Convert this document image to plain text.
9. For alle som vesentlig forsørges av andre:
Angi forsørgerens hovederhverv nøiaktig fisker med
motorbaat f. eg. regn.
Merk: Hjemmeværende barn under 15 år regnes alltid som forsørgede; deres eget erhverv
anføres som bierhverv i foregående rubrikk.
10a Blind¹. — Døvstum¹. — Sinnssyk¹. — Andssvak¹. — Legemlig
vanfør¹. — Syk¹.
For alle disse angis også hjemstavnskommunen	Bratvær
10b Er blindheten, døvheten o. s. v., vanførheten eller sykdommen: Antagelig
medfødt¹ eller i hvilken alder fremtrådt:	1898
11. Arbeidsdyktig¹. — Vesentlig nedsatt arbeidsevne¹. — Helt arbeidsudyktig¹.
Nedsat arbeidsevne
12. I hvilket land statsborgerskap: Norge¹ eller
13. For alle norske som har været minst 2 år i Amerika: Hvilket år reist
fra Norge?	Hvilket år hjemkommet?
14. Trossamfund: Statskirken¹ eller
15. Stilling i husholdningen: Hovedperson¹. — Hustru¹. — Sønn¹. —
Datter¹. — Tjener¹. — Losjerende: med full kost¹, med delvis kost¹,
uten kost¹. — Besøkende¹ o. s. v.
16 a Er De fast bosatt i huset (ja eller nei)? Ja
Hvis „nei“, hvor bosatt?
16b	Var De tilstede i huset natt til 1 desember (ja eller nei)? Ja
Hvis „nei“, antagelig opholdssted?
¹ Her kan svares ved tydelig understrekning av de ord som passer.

» **Exercise**
Would you give the material above again, complete and exact?

» **Full solution**
Convert this document image to plain text.
9. For alle som vesentlig forsørges av andre:
Angi forsørgerens hovederhverv nøiaktig fisker med
motorbaat f. eg. regn.
Merk: Hjemmeværende barn under 15 år regnes alltid som forsørgede; deres eget erhverv
anføres som bierhverv i foregående rubrikk.
10a Blind¹. — Døvstum¹. — Sinnssyk¹. — Andssvak¹. — Legemlig
vanfør¹. — Syk¹.
For alle disse angis også hjemstavnskommunen	Bratvær
10b Er blindheten, døvheten o. s. v., vanførheten eller sykdommen: Antagelig
medfødt¹ eller i hvilken alder fremtrådt:	1898
11. Arbeidsdyktig¹. — Vesentlig nedsatt arbeidsevne¹. — Helt arbeidsudyktig¹.
Nedsat arbeidsevne
12. I hvilket land statsborgerskap: Norge¹ eller
13. For alle norske som har været minst 2 år i Amerika: Hvilket år reist
fra Norge?	Hvilket år hjemkommet?
14. Trossamfund: Statskirken¹ eller
15. Stilling i husholdningen: Hovedperson¹. — Hustru¹. — Sønn¹. —
Datter¹. — Tjener¹. — Losjerende: med full kost¹, med delvis kost¹,
uten kost¹. — Besøkende¹ o. s. v.
16 a Er De fast bosatt i huset (ja eller nei)? Ja
Hvis „nei“, hvor bosatt?
16b	Var De tilstede i huset natt til 1 desember (ja eller nei)? Ja
Hvis „nei“, antagelig opholdssted?
¹ Her kan svares ved tydelig understrekning av de ord som passer.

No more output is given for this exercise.